[Element box records]
"""
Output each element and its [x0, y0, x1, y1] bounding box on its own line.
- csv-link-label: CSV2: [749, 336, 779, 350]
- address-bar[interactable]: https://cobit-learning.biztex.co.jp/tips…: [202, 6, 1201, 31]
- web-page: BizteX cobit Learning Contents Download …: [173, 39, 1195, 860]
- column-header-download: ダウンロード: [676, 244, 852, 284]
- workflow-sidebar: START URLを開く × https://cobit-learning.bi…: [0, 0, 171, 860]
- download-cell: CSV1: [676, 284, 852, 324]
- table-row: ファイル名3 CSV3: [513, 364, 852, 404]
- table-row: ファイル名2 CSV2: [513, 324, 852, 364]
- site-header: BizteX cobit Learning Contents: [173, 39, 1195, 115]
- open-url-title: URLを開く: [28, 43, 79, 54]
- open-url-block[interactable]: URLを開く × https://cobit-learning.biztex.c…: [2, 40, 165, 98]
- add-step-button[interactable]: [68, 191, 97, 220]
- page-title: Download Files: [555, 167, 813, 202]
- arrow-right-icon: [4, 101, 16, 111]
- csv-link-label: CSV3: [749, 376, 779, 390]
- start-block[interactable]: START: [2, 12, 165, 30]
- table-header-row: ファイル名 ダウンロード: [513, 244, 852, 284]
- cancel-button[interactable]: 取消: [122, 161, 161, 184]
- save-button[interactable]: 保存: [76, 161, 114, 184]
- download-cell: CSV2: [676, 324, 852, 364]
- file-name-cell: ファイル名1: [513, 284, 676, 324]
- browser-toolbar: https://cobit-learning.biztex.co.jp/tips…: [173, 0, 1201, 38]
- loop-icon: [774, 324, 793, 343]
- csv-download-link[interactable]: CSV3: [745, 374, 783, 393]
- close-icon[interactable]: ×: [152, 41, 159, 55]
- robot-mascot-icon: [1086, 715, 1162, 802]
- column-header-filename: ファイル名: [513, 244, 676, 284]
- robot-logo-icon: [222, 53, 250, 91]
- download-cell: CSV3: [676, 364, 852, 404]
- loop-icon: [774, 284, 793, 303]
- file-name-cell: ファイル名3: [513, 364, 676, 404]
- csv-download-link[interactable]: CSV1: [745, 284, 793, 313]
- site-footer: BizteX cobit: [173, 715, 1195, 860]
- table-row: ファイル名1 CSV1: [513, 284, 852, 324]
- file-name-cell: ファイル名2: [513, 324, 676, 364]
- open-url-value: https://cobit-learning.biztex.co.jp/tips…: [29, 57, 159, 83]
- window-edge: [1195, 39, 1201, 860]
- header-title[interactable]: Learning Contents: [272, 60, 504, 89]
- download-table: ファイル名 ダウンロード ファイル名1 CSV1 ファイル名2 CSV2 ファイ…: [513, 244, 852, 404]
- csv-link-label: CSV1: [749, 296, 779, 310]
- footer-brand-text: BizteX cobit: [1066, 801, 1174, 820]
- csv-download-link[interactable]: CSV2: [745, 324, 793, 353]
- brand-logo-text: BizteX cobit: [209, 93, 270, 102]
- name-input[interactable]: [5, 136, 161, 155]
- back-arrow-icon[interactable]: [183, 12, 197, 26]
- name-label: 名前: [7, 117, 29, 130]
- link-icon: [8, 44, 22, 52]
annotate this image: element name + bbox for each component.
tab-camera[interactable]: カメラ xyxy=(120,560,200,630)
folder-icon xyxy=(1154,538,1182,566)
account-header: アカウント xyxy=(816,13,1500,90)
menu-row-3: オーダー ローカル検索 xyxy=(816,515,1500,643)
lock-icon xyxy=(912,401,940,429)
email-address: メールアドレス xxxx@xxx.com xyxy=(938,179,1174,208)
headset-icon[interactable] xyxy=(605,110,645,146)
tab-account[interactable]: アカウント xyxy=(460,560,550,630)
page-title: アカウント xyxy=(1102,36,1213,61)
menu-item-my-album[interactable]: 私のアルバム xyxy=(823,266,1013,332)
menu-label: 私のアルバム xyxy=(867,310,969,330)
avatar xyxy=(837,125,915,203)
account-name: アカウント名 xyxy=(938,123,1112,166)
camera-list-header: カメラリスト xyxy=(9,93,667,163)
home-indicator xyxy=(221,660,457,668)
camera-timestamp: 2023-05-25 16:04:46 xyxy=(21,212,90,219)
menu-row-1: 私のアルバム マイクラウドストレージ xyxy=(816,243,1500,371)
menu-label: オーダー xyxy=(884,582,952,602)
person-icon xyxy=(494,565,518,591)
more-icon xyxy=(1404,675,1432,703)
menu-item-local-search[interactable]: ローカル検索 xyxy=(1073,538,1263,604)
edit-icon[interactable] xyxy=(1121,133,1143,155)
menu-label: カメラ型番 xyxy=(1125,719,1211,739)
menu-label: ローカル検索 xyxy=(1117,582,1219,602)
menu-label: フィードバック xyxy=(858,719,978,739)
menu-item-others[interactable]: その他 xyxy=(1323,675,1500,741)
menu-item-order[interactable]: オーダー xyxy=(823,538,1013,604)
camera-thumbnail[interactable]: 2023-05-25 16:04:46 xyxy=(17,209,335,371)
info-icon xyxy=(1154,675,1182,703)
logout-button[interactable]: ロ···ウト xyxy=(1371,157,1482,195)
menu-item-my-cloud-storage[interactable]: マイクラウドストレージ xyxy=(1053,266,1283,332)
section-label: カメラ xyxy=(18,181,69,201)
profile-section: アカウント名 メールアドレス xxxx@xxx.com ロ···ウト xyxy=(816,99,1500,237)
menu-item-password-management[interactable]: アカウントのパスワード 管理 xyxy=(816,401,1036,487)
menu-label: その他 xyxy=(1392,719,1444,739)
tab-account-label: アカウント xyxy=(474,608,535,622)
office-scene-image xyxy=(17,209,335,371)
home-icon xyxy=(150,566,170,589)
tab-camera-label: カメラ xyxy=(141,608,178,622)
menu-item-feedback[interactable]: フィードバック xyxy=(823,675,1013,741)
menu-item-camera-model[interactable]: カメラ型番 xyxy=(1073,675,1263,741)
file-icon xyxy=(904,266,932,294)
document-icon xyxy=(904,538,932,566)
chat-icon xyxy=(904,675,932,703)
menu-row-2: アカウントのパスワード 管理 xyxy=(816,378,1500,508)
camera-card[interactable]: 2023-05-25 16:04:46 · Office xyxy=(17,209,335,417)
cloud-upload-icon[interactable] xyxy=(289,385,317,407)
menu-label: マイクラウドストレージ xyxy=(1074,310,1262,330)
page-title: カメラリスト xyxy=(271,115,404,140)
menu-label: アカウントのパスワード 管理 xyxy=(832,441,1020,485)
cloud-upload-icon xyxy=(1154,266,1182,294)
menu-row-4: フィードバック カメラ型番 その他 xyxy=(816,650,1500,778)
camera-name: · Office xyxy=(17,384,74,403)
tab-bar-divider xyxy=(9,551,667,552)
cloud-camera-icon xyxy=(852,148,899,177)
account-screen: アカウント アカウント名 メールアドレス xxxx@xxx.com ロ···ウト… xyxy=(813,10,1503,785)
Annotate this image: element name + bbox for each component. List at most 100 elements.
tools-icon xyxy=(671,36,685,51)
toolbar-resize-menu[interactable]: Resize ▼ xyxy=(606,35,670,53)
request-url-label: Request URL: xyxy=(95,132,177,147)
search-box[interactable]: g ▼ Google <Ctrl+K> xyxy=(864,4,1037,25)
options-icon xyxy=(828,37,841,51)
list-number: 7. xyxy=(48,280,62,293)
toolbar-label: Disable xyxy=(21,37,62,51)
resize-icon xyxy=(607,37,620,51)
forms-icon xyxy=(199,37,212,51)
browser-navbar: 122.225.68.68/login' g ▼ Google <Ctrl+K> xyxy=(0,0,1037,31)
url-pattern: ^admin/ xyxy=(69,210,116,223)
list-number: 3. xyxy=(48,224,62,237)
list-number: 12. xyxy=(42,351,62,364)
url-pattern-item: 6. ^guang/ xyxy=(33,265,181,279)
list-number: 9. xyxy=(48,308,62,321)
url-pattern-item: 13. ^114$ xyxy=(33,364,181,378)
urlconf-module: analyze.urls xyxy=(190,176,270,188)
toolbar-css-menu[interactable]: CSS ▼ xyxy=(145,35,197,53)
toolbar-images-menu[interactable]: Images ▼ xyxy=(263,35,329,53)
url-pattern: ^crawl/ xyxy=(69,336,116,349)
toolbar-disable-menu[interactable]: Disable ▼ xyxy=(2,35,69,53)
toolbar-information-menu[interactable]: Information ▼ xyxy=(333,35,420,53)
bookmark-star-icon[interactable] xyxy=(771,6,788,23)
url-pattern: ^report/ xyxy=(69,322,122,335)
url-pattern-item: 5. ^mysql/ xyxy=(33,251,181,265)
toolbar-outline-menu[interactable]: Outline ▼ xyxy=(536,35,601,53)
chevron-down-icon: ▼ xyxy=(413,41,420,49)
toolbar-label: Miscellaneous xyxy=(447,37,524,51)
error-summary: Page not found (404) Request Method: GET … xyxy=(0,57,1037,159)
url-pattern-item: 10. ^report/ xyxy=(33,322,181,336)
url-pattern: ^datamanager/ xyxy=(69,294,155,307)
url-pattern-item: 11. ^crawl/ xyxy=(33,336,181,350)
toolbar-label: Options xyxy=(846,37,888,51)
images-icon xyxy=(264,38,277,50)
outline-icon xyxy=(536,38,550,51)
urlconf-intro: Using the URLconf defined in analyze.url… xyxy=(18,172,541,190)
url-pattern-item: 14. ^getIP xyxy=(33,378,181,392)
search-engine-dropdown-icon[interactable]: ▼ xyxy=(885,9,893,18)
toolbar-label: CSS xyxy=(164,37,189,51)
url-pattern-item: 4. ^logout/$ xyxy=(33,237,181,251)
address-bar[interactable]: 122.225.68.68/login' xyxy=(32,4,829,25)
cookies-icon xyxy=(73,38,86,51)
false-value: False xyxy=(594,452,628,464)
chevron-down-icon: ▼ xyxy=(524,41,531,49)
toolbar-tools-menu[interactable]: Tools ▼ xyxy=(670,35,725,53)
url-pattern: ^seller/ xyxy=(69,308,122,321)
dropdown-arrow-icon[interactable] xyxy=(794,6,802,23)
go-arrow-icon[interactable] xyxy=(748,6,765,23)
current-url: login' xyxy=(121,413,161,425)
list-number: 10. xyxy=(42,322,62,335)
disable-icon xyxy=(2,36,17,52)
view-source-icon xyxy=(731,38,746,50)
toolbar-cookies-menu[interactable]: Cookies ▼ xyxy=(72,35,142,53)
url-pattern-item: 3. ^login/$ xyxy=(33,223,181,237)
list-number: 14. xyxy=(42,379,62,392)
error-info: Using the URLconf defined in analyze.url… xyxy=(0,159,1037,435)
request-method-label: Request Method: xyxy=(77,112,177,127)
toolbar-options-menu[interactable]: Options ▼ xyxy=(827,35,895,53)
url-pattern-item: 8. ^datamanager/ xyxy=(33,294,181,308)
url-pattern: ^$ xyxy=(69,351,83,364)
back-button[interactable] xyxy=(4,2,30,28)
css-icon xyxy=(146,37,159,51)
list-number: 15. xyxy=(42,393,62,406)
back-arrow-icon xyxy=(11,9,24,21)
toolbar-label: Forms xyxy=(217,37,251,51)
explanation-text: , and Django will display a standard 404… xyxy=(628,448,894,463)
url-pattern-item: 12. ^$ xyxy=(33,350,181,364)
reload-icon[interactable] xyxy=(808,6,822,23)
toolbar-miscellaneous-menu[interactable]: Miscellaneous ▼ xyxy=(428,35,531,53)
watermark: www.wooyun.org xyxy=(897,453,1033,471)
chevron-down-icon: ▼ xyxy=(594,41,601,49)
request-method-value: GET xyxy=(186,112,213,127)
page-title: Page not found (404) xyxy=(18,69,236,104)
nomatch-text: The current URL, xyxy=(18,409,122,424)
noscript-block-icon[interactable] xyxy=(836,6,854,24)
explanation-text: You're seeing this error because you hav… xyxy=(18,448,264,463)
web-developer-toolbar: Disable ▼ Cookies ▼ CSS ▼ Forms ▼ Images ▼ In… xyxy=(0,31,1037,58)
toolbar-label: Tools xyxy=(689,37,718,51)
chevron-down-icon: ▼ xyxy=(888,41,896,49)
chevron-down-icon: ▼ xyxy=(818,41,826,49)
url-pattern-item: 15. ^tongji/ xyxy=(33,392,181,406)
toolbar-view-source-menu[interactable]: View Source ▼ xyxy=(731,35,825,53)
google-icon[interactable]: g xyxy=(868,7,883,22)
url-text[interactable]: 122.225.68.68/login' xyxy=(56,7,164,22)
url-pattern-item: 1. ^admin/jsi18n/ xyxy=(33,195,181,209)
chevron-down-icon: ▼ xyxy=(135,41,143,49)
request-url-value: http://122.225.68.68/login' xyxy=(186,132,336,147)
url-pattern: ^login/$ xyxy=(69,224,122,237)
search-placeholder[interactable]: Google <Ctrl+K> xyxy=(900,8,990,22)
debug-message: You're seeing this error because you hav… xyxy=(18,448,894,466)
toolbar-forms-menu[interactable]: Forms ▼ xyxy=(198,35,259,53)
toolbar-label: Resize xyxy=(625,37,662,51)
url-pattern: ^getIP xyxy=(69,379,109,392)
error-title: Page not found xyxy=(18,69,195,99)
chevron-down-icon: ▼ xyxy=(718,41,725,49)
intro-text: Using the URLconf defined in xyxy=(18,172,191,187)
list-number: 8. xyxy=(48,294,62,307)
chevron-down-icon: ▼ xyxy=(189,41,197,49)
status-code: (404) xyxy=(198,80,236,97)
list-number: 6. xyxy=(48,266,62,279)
"""
__STATED EXERCISE__
Find each line in the rows above that contains the string "アカウントのパスワード" and copy those lines out.

__COMPLETE ANSWER__
menu-item-password-management[interactable]: アカウントのパスワード 管理 xyxy=(816,401,1036,487)
menu-row-2: アカウントのパスワード 管理 xyxy=(816,378,1500,508)
menu-label: アカウントのパスワード 管理 xyxy=(832,441,1020,485)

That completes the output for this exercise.